### TASK INSTRUCTIONS
Retype all of the records precisely.

### TASK MATERIAL
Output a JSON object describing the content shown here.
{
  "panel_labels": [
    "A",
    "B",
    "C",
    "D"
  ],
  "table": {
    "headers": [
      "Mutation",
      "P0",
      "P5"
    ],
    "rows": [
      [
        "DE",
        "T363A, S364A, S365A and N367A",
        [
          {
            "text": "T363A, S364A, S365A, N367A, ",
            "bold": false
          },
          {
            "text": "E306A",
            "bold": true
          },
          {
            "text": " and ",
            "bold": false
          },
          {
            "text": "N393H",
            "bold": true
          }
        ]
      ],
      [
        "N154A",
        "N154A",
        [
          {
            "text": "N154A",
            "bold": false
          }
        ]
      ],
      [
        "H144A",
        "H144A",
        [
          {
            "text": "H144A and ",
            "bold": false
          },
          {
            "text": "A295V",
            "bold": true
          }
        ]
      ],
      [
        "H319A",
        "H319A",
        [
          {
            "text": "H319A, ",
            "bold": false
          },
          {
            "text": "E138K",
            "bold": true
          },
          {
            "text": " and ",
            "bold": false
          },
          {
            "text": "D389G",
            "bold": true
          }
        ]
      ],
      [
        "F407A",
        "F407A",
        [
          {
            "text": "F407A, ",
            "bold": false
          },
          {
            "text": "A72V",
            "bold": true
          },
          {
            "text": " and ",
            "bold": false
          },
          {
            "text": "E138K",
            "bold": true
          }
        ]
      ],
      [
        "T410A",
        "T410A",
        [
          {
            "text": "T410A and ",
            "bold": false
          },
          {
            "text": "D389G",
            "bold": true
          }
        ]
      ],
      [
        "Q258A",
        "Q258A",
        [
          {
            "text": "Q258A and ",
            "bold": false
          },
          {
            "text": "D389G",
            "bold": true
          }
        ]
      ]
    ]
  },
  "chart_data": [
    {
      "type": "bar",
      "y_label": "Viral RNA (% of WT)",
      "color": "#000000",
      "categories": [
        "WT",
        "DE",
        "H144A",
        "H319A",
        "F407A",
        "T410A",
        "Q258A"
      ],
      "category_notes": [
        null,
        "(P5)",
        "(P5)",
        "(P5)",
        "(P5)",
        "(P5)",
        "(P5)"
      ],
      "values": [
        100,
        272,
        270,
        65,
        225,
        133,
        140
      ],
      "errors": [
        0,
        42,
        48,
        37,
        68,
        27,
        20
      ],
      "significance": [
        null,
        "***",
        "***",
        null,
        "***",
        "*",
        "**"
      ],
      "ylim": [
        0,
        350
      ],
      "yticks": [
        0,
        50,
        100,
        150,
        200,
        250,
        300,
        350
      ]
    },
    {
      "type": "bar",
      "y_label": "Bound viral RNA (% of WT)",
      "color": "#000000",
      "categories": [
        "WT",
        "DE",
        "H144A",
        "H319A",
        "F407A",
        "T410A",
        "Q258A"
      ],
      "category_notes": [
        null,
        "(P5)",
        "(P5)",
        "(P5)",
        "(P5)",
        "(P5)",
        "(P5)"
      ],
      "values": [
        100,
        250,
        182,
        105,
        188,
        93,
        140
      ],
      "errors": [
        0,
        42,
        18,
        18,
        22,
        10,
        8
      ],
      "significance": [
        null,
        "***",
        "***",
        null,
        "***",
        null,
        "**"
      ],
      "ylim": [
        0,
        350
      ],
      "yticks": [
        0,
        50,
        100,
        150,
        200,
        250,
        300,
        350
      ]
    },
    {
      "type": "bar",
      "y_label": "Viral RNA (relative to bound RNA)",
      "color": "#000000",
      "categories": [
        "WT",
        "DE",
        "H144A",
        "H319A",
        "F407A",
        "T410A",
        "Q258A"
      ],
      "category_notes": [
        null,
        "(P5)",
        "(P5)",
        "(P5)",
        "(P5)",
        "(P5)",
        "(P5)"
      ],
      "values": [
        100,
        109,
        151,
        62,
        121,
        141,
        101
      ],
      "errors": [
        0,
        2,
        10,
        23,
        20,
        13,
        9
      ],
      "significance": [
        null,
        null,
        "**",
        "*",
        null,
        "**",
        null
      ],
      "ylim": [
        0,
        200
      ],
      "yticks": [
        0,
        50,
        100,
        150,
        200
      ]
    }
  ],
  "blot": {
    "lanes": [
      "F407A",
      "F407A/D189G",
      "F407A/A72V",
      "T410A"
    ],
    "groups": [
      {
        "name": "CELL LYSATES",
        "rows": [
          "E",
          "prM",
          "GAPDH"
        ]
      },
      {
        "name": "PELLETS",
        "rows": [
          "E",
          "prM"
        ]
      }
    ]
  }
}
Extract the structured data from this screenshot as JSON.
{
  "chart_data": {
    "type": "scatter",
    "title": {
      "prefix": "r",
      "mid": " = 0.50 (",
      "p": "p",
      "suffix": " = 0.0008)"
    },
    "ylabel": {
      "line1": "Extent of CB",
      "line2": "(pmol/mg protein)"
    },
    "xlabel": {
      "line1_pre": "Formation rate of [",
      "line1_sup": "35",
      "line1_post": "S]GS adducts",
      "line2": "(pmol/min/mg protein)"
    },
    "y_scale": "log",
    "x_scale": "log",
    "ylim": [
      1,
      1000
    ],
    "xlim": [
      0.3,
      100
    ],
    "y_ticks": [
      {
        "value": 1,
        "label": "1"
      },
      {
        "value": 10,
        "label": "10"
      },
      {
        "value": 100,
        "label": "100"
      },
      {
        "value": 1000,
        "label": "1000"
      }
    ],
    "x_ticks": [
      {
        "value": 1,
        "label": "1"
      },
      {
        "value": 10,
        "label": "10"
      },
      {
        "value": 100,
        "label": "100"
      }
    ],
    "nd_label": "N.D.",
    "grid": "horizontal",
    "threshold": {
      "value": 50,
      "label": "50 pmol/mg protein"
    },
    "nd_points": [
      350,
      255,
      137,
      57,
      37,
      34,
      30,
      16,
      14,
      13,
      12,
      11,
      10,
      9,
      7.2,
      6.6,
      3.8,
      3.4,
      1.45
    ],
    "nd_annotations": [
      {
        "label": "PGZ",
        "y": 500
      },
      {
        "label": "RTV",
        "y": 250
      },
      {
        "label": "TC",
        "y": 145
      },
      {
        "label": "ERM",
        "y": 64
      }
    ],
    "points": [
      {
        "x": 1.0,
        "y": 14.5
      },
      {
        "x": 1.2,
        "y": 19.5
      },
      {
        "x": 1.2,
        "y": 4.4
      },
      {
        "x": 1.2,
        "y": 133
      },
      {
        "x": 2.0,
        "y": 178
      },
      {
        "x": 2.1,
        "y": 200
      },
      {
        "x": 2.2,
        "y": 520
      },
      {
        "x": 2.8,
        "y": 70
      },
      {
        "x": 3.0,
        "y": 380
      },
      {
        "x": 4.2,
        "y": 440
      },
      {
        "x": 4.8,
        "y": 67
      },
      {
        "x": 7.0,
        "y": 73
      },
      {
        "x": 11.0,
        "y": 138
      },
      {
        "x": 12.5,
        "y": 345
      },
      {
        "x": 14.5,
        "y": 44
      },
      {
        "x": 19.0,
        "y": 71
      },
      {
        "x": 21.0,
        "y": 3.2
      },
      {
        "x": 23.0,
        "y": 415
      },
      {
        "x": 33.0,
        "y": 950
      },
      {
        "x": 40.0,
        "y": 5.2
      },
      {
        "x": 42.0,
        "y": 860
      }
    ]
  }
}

### TASK RESPONSE
Output a JSON object describing the content shown here.
{
  "panel_labels": [
    "A",
    "B",
    "C",
    "D"
  ],
  "table": {
    "headers": [
      "Mutation",
      "P0",
      "P5"
    ],
    "rows": [
      [
        "DE",
        "T363A, S364A, S365A and N367A",
        [
          {
            "text": "T363A, S364A, S365A, N367A, ",
            "bold": false
          },
          {
            "text": "E306A",
            "bold": true
          },
          {
            "text": " and ",
            "bold": false
          },
          {
            "text": "N393H",
            "bold": true
          }
        ]
      ],
      [
        "N154A",
        "N154A",
        [
          {
            "text": "N154A",
            "bold": false
          }
        ]
      ],
      [
        "H144A",
        "H144A",
        [
          {
            "text": "H144A and ",
            "bold": false
          },
          {
            "text": "A295V",
            "bold": true
          }
        ]
      ],
      [
        "H319A",
        "H319A",
        [
          {
            "text": "H319A, ",
            "bold": false
          },
          {
            "text": "E138K",
            "bold": true
          },
          {
            "text": " and ",
            "bold": false
          },
          {
            "text": "D389G",
            "bold": true
          }
        ]
      ],
      [
        "F407A",
        "F407A",
        [
          {
            "text": "F407A, ",
            "bold": false
          },
          {
            "text": "A72V",
            "bold": true
          },
          {
            "text": " and ",
            "bold": false
          },
          {
            "text": "E138K",
            "bold": true
          }
        ]
      ],
      [
        "T410A",
        "T410A",
        [
          {
            "text": "T410A and ",
            "bold": false
          },
          {
            "text": "D389G",
            "bold": true
          }
        ]
      ],
      [
        "Q258A",
        "Q258A",
        [
          {
            "text": "Q258A and ",
            "bold": false
          },
          {
            "text": "D389G",
            "bold": true
          }
        ]
      ]
    ]
  },
  "chart_data": [
    {
      "type": "bar",
      "y_label": "Viral RNA (% of WT)",
      "color": "#000000",
      "categories": [
        "WT",
        "DE",
        "H144A",
        "H319A",
        "F407A",
        "T410A",
        "Q258A"
      ],
      "category_notes": [
        null,
        "(P5)",
        "(P5)",
        "(P5)",
        "(P5)",
        "(P5)",
        "(P5)"
      ],
      "values": [
        100,
        272,
        270,
        65,
        225,
        133,
        140
      ],
      "errors": [
        0,
        42,
        48,
        37,
        68,
        27,
        20
      ],
      "significance": [
        null,
        "***",
        "***",
        null,
        "***",
        "*",
        "**"
      ],
      "ylim": [
        0,
        350
      ],
      "yticks": [
        0,
        50,
        100,
        150,
        200,
        250,
        300,
        350
      ]
    },
    {
      "type": "bar",
      "y_label": "Bound viral RNA (% of WT)",
      "color": "#000000",
      "categories": [
        "WT",
        "DE",
        "H144A",
        "H319A",
        "F407A",
        "T410A",
        "Q258A"
      ],
      "category_notes": [
        null,
        "(P5)",
        "(P5)",
        "(P5)",
        "(P5)",
        "(P5)",
        "(P5)"
      ],
      "values": [
        100,
        250,
        182,
        105,
        188,
        93,
        140
      ],
      "errors": [
        0,
        42,
        18,
        18,
        22,
        10,
        8
      ],
      "significance": [
        null,
        "***",
        "***",
        null,
        "***",
        null,
        "**"
      ],
      "ylim": [
        0,
        350
      ],
      "yticks": [
        0,
        50,
        100,
        150,
        200,
        250,
        300,
        350
      ]
    },
    {
      "type": "bar",
      "y_label": "Viral RNA (relative to bound RNA)",
      "color": "#000000",
      "categories": [
        "WT",
        "DE",
        "H144A",
        "H319A",
        "F407A",
        "T410A",
        "Q258A"
      ],
      "category_notes": [
        null,
        "(P5)",
        "(P5)",
        "(P5)",
        "(P5)",
        "(P5)",
        "(P5)"
      ],
      "values": [
        100,
        109,
        151,
        62,
        121,
        141,
        101
      ],
      "errors": [
        0,
        2,
        10,
        23,
        20,
        13,
        9
      ],
      "significance": [
        null,
        null,
        "**",
        "*",
        null,
        "**",
        null
      ],
      "ylim": [
        0,
        200
      ],
      "yticks": [
        0,
        50,
        100,
        150,
        200
      ]
    }
  ],
  "blot": {
    "lanes": [
      "F407A",
      "F407A/D189G",
      "F407A/A72V",
      "T410A"
    ],
    "groups": [
      {
        "name": "CELL LYSATES",
        "rows": [
          "E",
          "prM",
          "GAPDH"
        ]
      },
      {
        "name": "PELLETS",
        "rows": [
          "E",
          "prM"
        ]
      }
    ]
  }
}
Extract the structured data from this screenshot as JSON.
{
  "chart_data": {
    "type": "scatter",
    "title": {
      "prefix": "r",
      "mid": " = 0.50 (",
      "p": "p",
      "suffix": " = 0.0008)"
    },
    "ylabel": {
      "line1": "Extent of CB",
      "line2": "(pmol/mg protein)"
    },
    "xlabel": {
      "line1_pre": "Formation rate of [",
      "line1_sup": "35",
      "line1_post": "S]GS adducts",
      "line2": "(pmol/min/mg protein)"
    },
    "y_scale": "log",
    "x_scale": "log",
    "ylim": [
      1,
      1000
    ],
    "xlim": [
      0.3,
      100
    ],
    "y_ticks": [
      {
        "value": 1,
        "label": "1"
      },
      {
        "value": 10,
        "label": "10"
      },
      {
        "value": 100,
        "label": "100"
      },
      {
        "value": 1000,
        "label": "1000"
      }
    ],
    "x_ticks": [
      {
        "value": 1,
        "label": "1"
      },
      {
        "value": 10,
        "label": "10"
      },
      {
        "value": 100,
        "label": "100"
      }
    ],
    "nd_label": "N.D.",
    "grid": "horizontal",
    "threshold": {
      "value": 50,
      "label": "50 pmol/mg protein"
    },
    "nd_points": [
      350,
      255,
      137,
      57,
      37,
      34,
      30,
      16,
      14,
      13,
      12,
      11,
      10,
      9,
      7.2,
      6.6,
      3.8,
      3.4,
      1.45
    ],
    "nd_annotations": [
      {
        "label": "PGZ",
        "y": 500
      },
      {
        "label": "RTV",
        "y": 250
      },
      {
        "label": "TC",
        "y": 145
      },
      {
        "label": "ERM",
        "y": 64
      }
    ],
    "points": [
      {
        "x": 1.0,
        "y": 14.5
      },
      {
        "x": 1.2,
        "y": 19.5
      },
      {
        "x": 1.2,
        "y": 4.4
      },
      {
        "x": 1.2,
        "y": 133
      },
      {
        "x": 2.0,
        "y": 178
      },
      {
        "x": 2.1,
        "y": 200
      },
      {
        "x": 2.2,
        "y": 520
      },
      {
        "x": 2.8,
        "y": 70
      },
      {
        "x": 3.0,
        "y": 380
      },
      {
        "x": 4.2,
        "y": 440
      },
      {
        "x": 4.8,
        "y": 67
      },
      {
        "x": 7.0,
        "y": 73
      },
      {
        "x": 11.0,
        "y": 138
      },
      {
        "x": 12.5,
        "y": 345
      },
      {
        "x": 14.5,
        "y": 44
      },
      {
        "x": 19.0,
        "y": 71
      },
      {
        "x": 21.0,
        "y": 3.2
      },
      {
        "x": 23.0,
        "y": 415
      },
      {
        "x": 33.0,
        "y": 950
      },
      {
        "x": 40.0,
        "y": 5.2
      },
      {
        "x": 42.0,
        "y": 860
      }
    ]
  }
}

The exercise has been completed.